(TASK GOAL) Copy every line of the items below word for word, leaving out the pictures.

(DATA TO USE)
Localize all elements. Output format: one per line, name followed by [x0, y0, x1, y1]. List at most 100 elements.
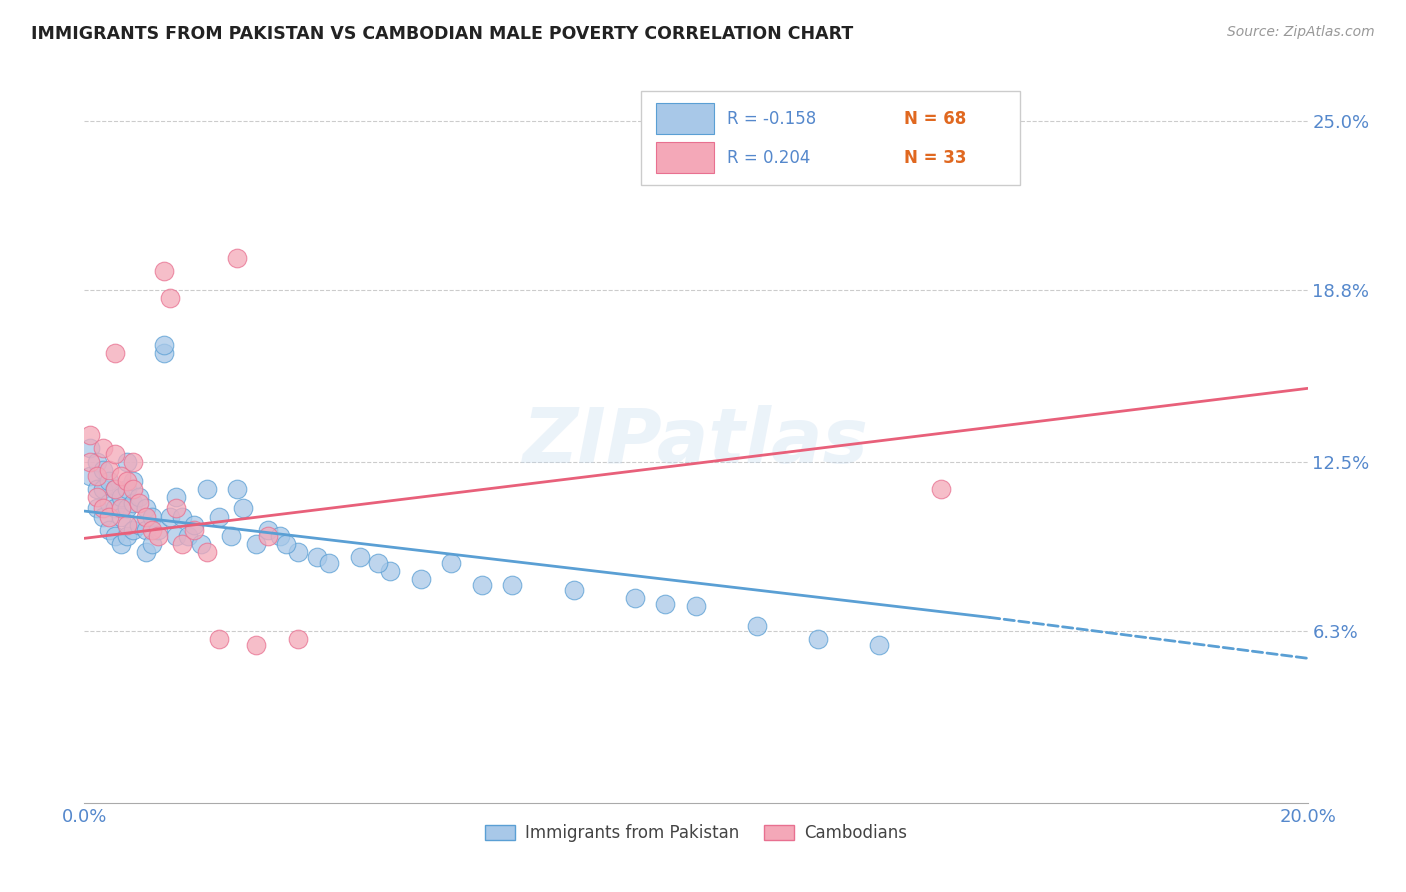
- Point: [79, 442, 101, 456]
- FancyBboxPatch shape: [655, 103, 714, 134]
- Point: [141, 537, 163, 551]
- FancyBboxPatch shape: [655, 143, 714, 173]
- Point: [380, 564, 402, 578]
- Point: [183, 523, 205, 537]
- Point: [245, 638, 267, 652]
- Point: [141, 509, 163, 524]
- Point: [86, 468, 108, 483]
- Point: [97, 474, 120, 488]
- Point: [349, 550, 371, 565]
- Point: [146, 528, 169, 542]
- Point: [110, 491, 132, 505]
- Point: [128, 491, 150, 505]
- Point: [115, 455, 138, 469]
- Point: [97, 523, 120, 537]
- Point: [79, 468, 101, 483]
- Point: [153, 346, 176, 360]
- Point: [226, 482, 249, 496]
- Point: [747, 618, 769, 632]
- Point: [409, 572, 432, 586]
- Point: [195, 482, 218, 496]
- Text: R = 0.204: R = 0.204: [727, 149, 810, 167]
- Point: [269, 528, 291, 542]
- Point: [153, 337, 176, 351]
- Point: [257, 523, 280, 537]
- Point: [367, 556, 389, 570]
- Point: [172, 537, 194, 551]
- Point: [86, 491, 108, 505]
- Point: [104, 447, 127, 461]
- Point: [685, 599, 707, 614]
- Point: [91, 442, 114, 456]
- Point: [807, 632, 830, 647]
- Point: [79, 455, 101, 469]
- Point: [115, 517, 138, 532]
- Point: [141, 523, 163, 537]
- Point: [232, 501, 254, 516]
- Point: [86, 455, 108, 469]
- Point: [219, 528, 242, 542]
- Point: [135, 523, 157, 537]
- Text: N = 68: N = 68: [904, 110, 966, 128]
- Point: [287, 545, 309, 559]
- Point: [471, 577, 494, 591]
- Point: [177, 528, 200, 542]
- Point: [153, 264, 176, 278]
- Point: [165, 501, 187, 516]
- Point: [110, 537, 132, 551]
- Point: [122, 455, 145, 469]
- Point: [122, 523, 145, 537]
- Point: [195, 545, 218, 559]
- Point: [110, 509, 132, 524]
- Point: [165, 491, 187, 505]
- Point: [146, 523, 169, 537]
- Text: R = -0.158: R = -0.158: [727, 110, 815, 128]
- Point: [624, 591, 647, 606]
- Point: [97, 509, 120, 524]
- Point: [183, 517, 205, 532]
- Point: [104, 501, 127, 516]
- Point: [135, 501, 157, 516]
- Point: [97, 496, 120, 510]
- Point: [208, 509, 231, 524]
- Point: [110, 501, 132, 516]
- Point: [305, 550, 328, 565]
- Point: [287, 632, 309, 647]
- Point: [276, 537, 298, 551]
- Text: ZIPatlas: ZIPatlas: [523, 405, 869, 478]
- Point: [97, 463, 120, 477]
- Point: [104, 482, 127, 496]
- Point: [208, 632, 231, 647]
- Point: [159, 292, 181, 306]
- Point: [128, 517, 150, 532]
- Point: [79, 427, 101, 442]
- Point: [318, 556, 340, 570]
- Point: [91, 463, 114, 477]
- Point: [654, 597, 676, 611]
- Point: [257, 528, 280, 542]
- Point: [110, 468, 132, 483]
- Point: [122, 482, 145, 496]
- Point: [135, 509, 157, 524]
- Point: [104, 346, 127, 360]
- Point: [190, 537, 212, 551]
- Point: [115, 474, 138, 488]
- Point: [104, 482, 127, 496]
- Point: [135, 545, 157, 559]
- Text: IMMIGRANTS FROM PAKISTAN VS CAMBODIAN MALE POVERTY CORRELATION CHART: IMMIGRANTS FROM PAKISTAN VS CAMBODIAN MA…: [31, 25, 853, 43]
- Point: [991, 155, 1014, 169]
- Point: [165, 528, 187, 542]
- Legend: Immigrants from Pakistan, Cambodians: Immigrants from Pakistan, Cambodians: [478, 817, 914, 848]
- Point: [122, 474, 145, 488]
- Text: N = 33: N = 33: [904, 149, 966, 167]
- Point: [159, 509, 181, 524]
- Text: Source: ZipAtlas.com: Source: ZipAtlas.com: [1227, 25, 1375, 39]
- Point: [128, 496, 150, 510]
- Point: [929, 482, 952, 496]
- FancyBboxPatch shape: [641, 91, 1021, 185]
- Point: [91, 509, 114, 524]
- Point: [869, 638, 891, 652]
- Point: [502, 577, 524, 591]
- Point: [115, 482, 138, 496]
- Point: [562, 583, 585, 598]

(FINAL RESULT)
Localize all elements. Output format: one per line, name followed by [x0, y0, x1, y1]. List at most 100 elements.
- Point: [79, 442, 101, 456]
- FancyBboxPatch shape: [655, 103, 714, 134]
- Point: [141, 537, 163, 551]
- FancyBboxPatch shape: [655, 143, 714, 173]
- Point: [380, 564, 402, 578]
- Point: [183, 523, 205, 537]
- Point: [245, 638, 267, 652]
- Point: [141, 509, 163, 524]
- Point: [86, 468, 108, 483]
- Point: [97, 474, 120, 488]
- Point: [349, 550, 371, 565]
- Point: [146, 528, 169, 542]
- Point: [110, 491, 132, 505]
- Point: [128, 491, 150, 505]
- Point: [115, 455, 138, 469]
- Point: [97, 523, 120, 537]
- Point: [79, 468, 101, 483]
- Point: [153, 346, 176, 360]
- Point: [226, 482, 249, 496]
- Point: [747, 618, 769, 632]
- Point: [409, 572, 432, 586]
- Point: [195, 482, 218, 496]
- Text: R = 0.204: R = 0.204: [727, 149, 810, 167]
- Point: [269, 528, 291, 542]
- Point: [153, 337, 176, 351]
- Point: [257, 523, 280, 537]
- Point: [367, 556, 389, 570]
- Point: [172, 537, 194, 551]
- Point: [86, 491, 108, 505]
- Point: [104, 447, 127, 461]
- Point: [685, 599, 707, 614]
- Point: [91, 442, 114, 456]
- Point: [807, 632, 830, 647]
- Point: [79, 455, 101, 469]
- Point: [115, 517, 138, 532]
- Point: [141, 523, 163, 537]
- Point: [232, 501, 254, 516]
- Point: [86, 455, 108, 469]
- Point: [219, 528, 242, 542]
- Point: [135, 523, 157, 537]
- Text: N = 68: N = 68: [904, 110, 966, 128]
- Point: [287, 545, 309, 559]
- Point: [471, 577, 494, 591]
- Point: [177, 528, 200, 542]
- Point: [153, 264, 176, 278]
- Point: [165, 501, 187, 516]
- Point: [110, 537, 132, 551]
- Point: [122, 455, 145, 469]
- Point: [122, 523, 145, 537]
- Point: [195, 545, 218, 559]
- Point: [110, 509, 132, 524]
- Point: [165, 491, 187, 505]
- Point: [146, 523, 169, 537]
- Text: R = -0.158: R = -0.158: [727, 110, 815, 128]
- Point: [624, 591, 647, 606]
- Point: [97, 509, 120, 524]
- Point: [183, 517, 205, 532]
- Point: [104, 501, 127, 516]
- Point: [135, 501, 157, 516]
- Point: [97, 496, 120, 510]
- Point: [208, 509, 231, 524]
- Point: [110, 501, 132, 516]
- Point: [305, 550, 328, 565]
- Point: [287, 632, 309, 647]
- Point: [276, 537, 298, 551]
- Text: ZIPatlas: ZIPatlas: [523, 405, 869, 478]
- Point: [97, 463, 120, 477]
- Point: [104, 482, 127, 496]
- Point: [208, 632, 231, 647]
- Point: [159, 292, 181, 306]
- Point: [128, 517, 150, 532]
- Point: [79, 427, 101, 442]
- Point: [318, 556, 340, 570]
- Point: [91, 463, 114, 477]
- Point: [654, 597, 676, 611]
- Point: [257, 528, 280, 542]
- Point: [110, 468, 132, 483]
- Point: [122, 482, 145, 496]
- Point: [135, 509, 157, 524]
- Point: [104, 346, 127, 360]
- Point: [190, 537, 212, 551]
- Point: [115, 474, 138, 488]
- Point: [104, 482, 127, 496]
- Point: [135, 545, 157, 559]
- Text: IMMIGRANTS FROM PAKISTAN VS CAMBODIAN MALE POVERTY CORRELATION CHART: IMMIGRANTS FROM PAKISTAN VS CAMBODIAN MA…: [31, 25, 853, 43]
- Point: [991, 155, 1014, 169]
- Point: [165, 528, 187, 542]
- Legend: Immigrants from Pakistan, Cambodians: Immigrants from Pakistan, Cambodians: [478, 817, 914, 848]
- Point: [122, 474, 145, 488]
- Text: N = 33: N = 33: [904, 149, 966, 167]
- Point: [159, 509, 181, 524]
- Text: Source: ZipAtlas.com: Source: ZipAtlas.com: [1227, 25, 1375, 39]
- Point: [128, 496, 150, 510]
- Point: [929, 482, 952, 496]
- FancyBboxPatch shape: [641, 91, 1021, 185]
- Point: [91, 509, 114, 524]
- Point: [869, 638, 891, 652]
- Point: [502, 577, 524, 591]
- Point: [115, 482, 138, 496]
- Point: [562, 583, 585, 598]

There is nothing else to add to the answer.